(Stored records)
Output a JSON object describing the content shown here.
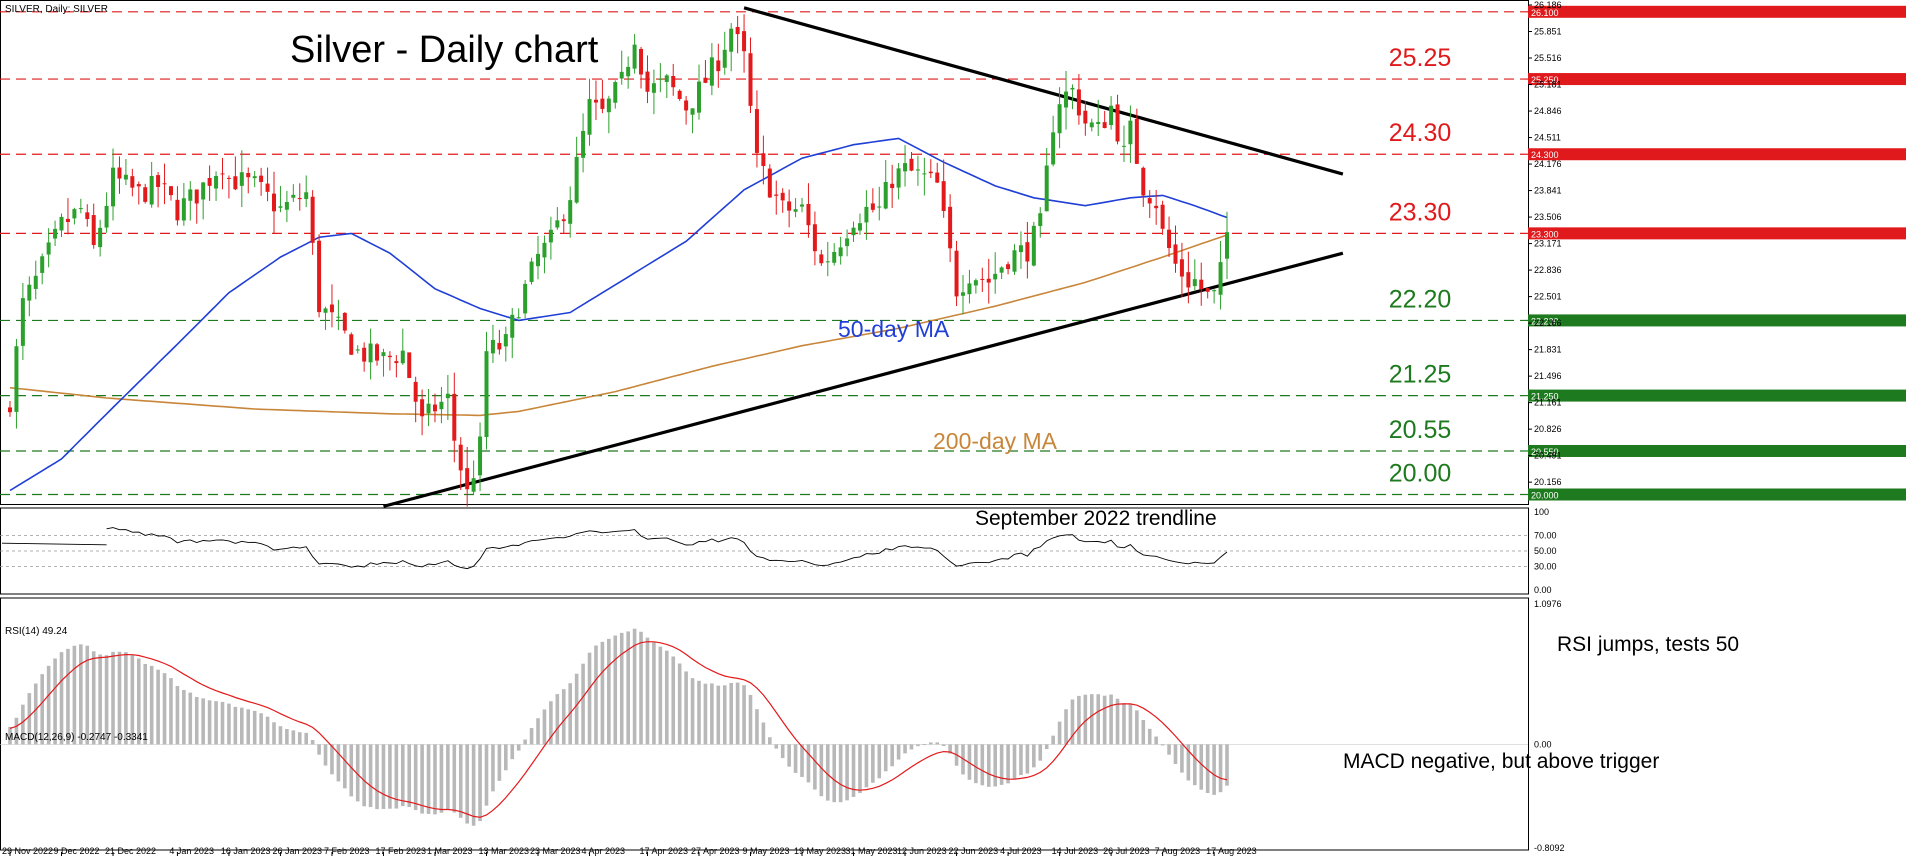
{
  "window": {
    "header": "SILVER, Daily:  SILVER",
    "rsi_header": "RSI(14) 49.24",
    "macd_header": "MACD(12,26,9) -0.2747 -0.3341"
  },
  "colors": {
    "bull": "#2ca02c",
    "bear": "#e31a1c",
    "ma50": "#1f3fd6",
    "ma200": "#c8863a",
    "trend": "#000000",
    "red_level": "#e0191c",
    "green_level": "#1e7a1e",
    "macd_signal": "#e31a1c",
    "macd_hist": "#b8b8b8"
  },
  "chart_data": [
    {
      "type": "candlestick",
      "title": "Silver - Daily chart",
      "ylim": [
        19.88,
        26.186
      ],
      "y_ticks": [
        "26.186",
        "25.851",
        "25.516",
        "25.181",
        "24.846",
        "24.511",
        "24.176",
        "23.841",
        "23.506",
        "23.171",
        "22.836",
        "22.501",
        "22.166",
        "21.831",
        "21.496",
        "21.161",
        "20.826",
        "20.491",
        "20.156"
      ],
      "x_ticks": [
        "29 Nov 2022",
        "9 Dec 2022",
        "21 Dec 2022",
        "4 Jan 2023",
        "16 Jan 2023",
        "26 Jan 2023",
        "7 Feb 2023",
        "17 Feb 2023",
        "1 Mar 2023",
        "13 Mar 2023",
        "23 Mar 2023",
        "4 Apr 2023",
        "17 Apr 2023",
        "27 Apr 2023",
        "9 May 2023",
        "19 May 2023",
        "31 May 2023",
        "12 Jun 2023",
        "22 Jun 2023",
        "4 Jul 2023",
        "14 Jul 2023",
        "26 Jul 2023",
        "7 Aug 2023",
        "17 Aug 2023"
      ],
      "close_anchors": [
        [
          "29 Nov 2022",
          21.2
        ],
        [
          "1 Dec 2022",
          22.4
        ],
        [
          "5 Dec 2022",
          22.7
        ],
        [
          "9 Dec 2022",
          23.4
        ],
        [
          "14 Dec 2022",
          23.6
        ],
        [
          "16 Dec 2022",
          23.1
        ],
        [
          "21 Dec 2022",
          24.0
        ],
        [
          "27 Dec 2022",
          23.8
        ],
        [
          "30 Dec 2022",
          23.9
        ],
        [
          "4 Jan 2023",
          23.6
        ],
        [
          "9 Jan 2023",
          23.8
        ],
        [
          "13 Jan 2023",
          24.2
        ],
        [
          "16 Jan 2023",
          24.0
        ],
        [
          "20 Jan 2023",
          23.9
        ],
        [
          "26 Jan 2023",
          23.6
        ],
        [
          "1 Feb 2023",
          23.8
        ],
        [
          "3 Feb 2023",
          22.4
        ],
        [
          "8 Feb 2023",
          22.1
        ],
        [
          "13 Feb 2023",
          21.8
        ],
        [
          "17 Feb 2023",
          21.7
        ],
        [
          "22 Feb 2023",
          21.8
        ],
        [
          "27 Feb 2023",
          20.9
        ],
        [
          "1 Mar 2023",
          21.1
        ],
        [
          "3 Mar 2023",
          21.2
        ],
        [
          "6 Mar 2023",
          20.7
        ],
        [
          "8 Mar 2023",
          20.0
        ],
        [
          "10 Mar 2023",
          20.6
        ],
        [
          "13 Mar 2023",
          21.8
        ],
        [
          "16 Mar 2023",
          21.9
        ],
        [
          "20 Mar 2023",
          22.4
        ],
        [
          "23 Mar 2023",
          23.0
        ],
        [
          "27 Mar 2023",
          23.2
        ],
        [
          "30 Mar 2023",
          23.8
        ],
        [
          "4 Apr 2023",
          24.9
        ],
        [
          "6 Apr 2023",
          24.8
        ],
        [
          "11 Apr 2023",
          25.2
        ],
        [
          "13 Apr 2023",
          25.8
        ],
        [
          "17 Apr 2023",
          25.1
        ],
        [
          "20 Apr 2023",
          25.2
        ],
        [
          "25 Apr 2023",
          24.9
        ],
        [
          "27 Apr 2023",
          25.1
        ],
        [
          "2 May 2023",
          25.5
        ],
        [
          "4 May 2023",
          25.9
        ],
        [
          "8 May 2023",
          25.5
        ],
        [
          "10 May 2023",
          24.2
        ],
        [
          "12 May 2023",
          23.9
        ],
        [
          "16 May 2023",
          23.6
        ],
        [
          "19 May 2023",
          23.6
        ],
        [
          "24 May 2023",
          22.9
        ],
        [
          "26 May 2023",
          23.1
        ],
        [
          "31 May 2023",
          23.5
        ],
        [
          "2 Jun 2023",
          23.6
        ],
        [
          "6 Jun 2023",
          23.6
        ],
        [
          "8 Jun 2023",
          24.0
        ],
        [
          "12 Jun 2023",
          24.1
        ],
        [
          "15 Jun 2023",
          24.0
        ],
        [
          "19 Jun 2023",
          23.9
        ],
        [
          "22 Jun 2023",
          22.6
        ],
        [
          "26 Jun 2023",
          22.8
        ],
        [
          "29 Jun 2023",
          22.7
        ],
        [
          "4 Jul 2023",
          23.0
        ],
        [
          "7 Jul 2023",
          23.1
        ],
        [
          "11 Jul 2023",
          23.4
        ],
        [
          "13 Jul 2023",
          24.7
        ],
        [
          "14 Jul 2023",
          25.0
        ],
        [
          "18 Jul 2023",
          25.1
        ],
        [
          "20 Jul 2023",
          24.7
        ],
        [
          "24 Jul 2023",
          24.6
        ],
        [
          "26 Jul 2023",
          24.9
        ],
        [
          "28 Jul 2023",
          24.3
        ],
        [
          "31 Jul 2023",
          24.6
        ],
        [
          "2 Aug 2023",
          23.9
        ],
        [
          "4 Aug 2023",
          23.7
        ],
        [
          "7 Aug 2023",
          23.3
        ],
        [
          "9 Aug 2023",
          22.9
        ],
        [
          "11 Aug 2023",
          22.7
        ],
        [
          "14 Aug 2023",
          22.7
        ],
        [
          "16 Aug 2023",
          22.5
        ],
        [
          "17 Aug 2023",
          22.5
        ],
        [
          "18 Aug 2023",
          22.8
        ],
        [
          "21 Aug 2023",
          23.3
        ]
      ],
      "ma50_anchors": [
        [
          "29 Nov 2022",
          20.05
        ],
        [
          "9 Dec 2022",
          20.45
        ],
        [
          "21 Dec 2022",
          21.1
        ],
        [
          "4 Jan 2023",
          21.9
        ],
        [
          "16 Jan 2023",
          22.55
        ],
        [
          "26 Jan 2023",
          23.0
        ],
        [
          "3 Feb 2023",
          23.25
        ],
        [
          "10 Feb 2023",
          23.3
        ],
        [
          "20 Feb 2023",
          23.05
        ],
        [
          "1 Mar 2023",
          22.6
        ],
        [
          "10 Mar 2023",
          22.35
        ],
        [
          "20 Mar 2023",
          22.2
        ],
        [
          "30 Mar 2023",
          22.3
        ],
        [
          "11 Apr 2023",
          22.7
        ],
        [
          "25 Apr 2023",
          23.2
        ],
        [
          "8 May 2023",
          23.85
        ],
        [
          "19 May 2023",
          24.25
        ],
        [
          "31 May 2023",
          24.42
        ],
        [
          "9 Jun 2023",
          24.5
        ],
        [
          "20 Jun 2023",
          24.2
        ],
        [
          "30 Jun 2023",
          23.9
        ],
        [
          "10 Jul 2023",
          23.75
        ],
        [
          "20 Jul 2023",
          23.65
        ],
        [
          "31 Jul 2023",
          23.75
        ],
        [
          "7 Aug 2023",
          23.78
        ],
        [
          "14 Aug 2023",
          23.65
        ],
        [
          "21 Aug 2023",
          23.5
        ]
      ],
      "ma200_anchors": [
        [
          "29 Nov 2022",
          21.35
        ],
        [
          "20 Dec 2022",
          21.22
        ],
        [
          "20 Jan 2023",
          21.08
        ],
        [
          "20 Feb 2023",
          21.02
        ],
        [
          "10 Mar 2023",
          21.0
        ],
        [
          "20 Mar 2023",
          21.05
        ],
        [
          "10 Apr 2023",
          21.3
        ],
        [
          "1 May 2023",
          21.62
        ],
        [
          "19 May 2023",
          21.88
        ],
        [
          "9 Jun 2023",
          22.1
        ],
        [
          "30 Jun 2023",
          22.38
        ],
        [
          "20 Jul 2023",
          22.68
        ],
        [
          "7 Aug 2023",
          23.0
        ],
        [
          "21 Aug 2023",
          23.28
        ]
      ],
      "levels": [
        {
          "label": "26.10",
          "value": 26.1,
          "tag": "26.100",
          "group": "red"
        },
        {
          "label": "25.25",
          "value": 25.25,
          "tag": "25.250",
          "group": "red"
        },
        {
          "label": "24.30",
          "value": 24.3,
          "tag": "24.300",
          "group": "red"
        },
        {
          "label": "23.30",
          "value": 23.3,
          "tag": "23.300",
          "group": "red"
        },
        {
          "label": "22.20",
          "value": 22.2,
          "tag": "22.200",
          "group": "green"
        },
        {
          "label": "21.25",
          "value": 21.25,
          "tag": "21.250",
          "group": "green"
        },
        {
          "label": "20.55",
          "value": 20.55,
          "tag": "20.550",
          "group": "green"
        },
        {
          "label": "20.00",
          "value": 20.0,
          "tag": "20.000",
          "group": "green"
        }
      ],
      "trendlines": [
        {
          "name": "upper",
          "from": [
            "8 May 2023",
            26.15
          ],
          "to": [
            "14 Sep 2023",
            24.05
          ]
        },
        {
          "name": "September 2022 trendline",
          "from": [
            "17 Feb 2023",
            19.85
          ],
          "to": [
            "14 Sep 2023",
            23.05
          ]
        }
      ],
      "annotations": {
        "ma50": "50-day MA",
        "ma200": "200-day MA",
        "trendline": "September 2022 trendline"
      }
    },
    {
      "type": "line",
      "name": "RSI(14)",
      "ylim": [
        0,
        100
      ],
      "y_ticks": [
        "100",
        "70.00",
        "50.00",
        "30.00",
        "0.00"
      ],
      "levels": [
        70,
        50,
        30
      ],
      "last": 49.24,
      "annotation": "RSI jumps, tests 50"
    },
    {
      "type": "bar",
      "name": "MACD(12,26,9)",
      "ylim": [
        -0.8092,
        1.0976
      ],
      "y_ticks": [
        "1.0976",
        "0.00",
        "-0.8092"
      ],
      "macd": -0.2747,
      "signal": -0.3341,
      "annotation": "MACD negative, but above trigger"
    }
  ]
}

> [Description of the task]:
Copy all the lines above that hold the string "Daily".

> [Output of the task]:
    "header": "SILVER, Daily:  SILVER",
      "title": "Silver - Daily chart",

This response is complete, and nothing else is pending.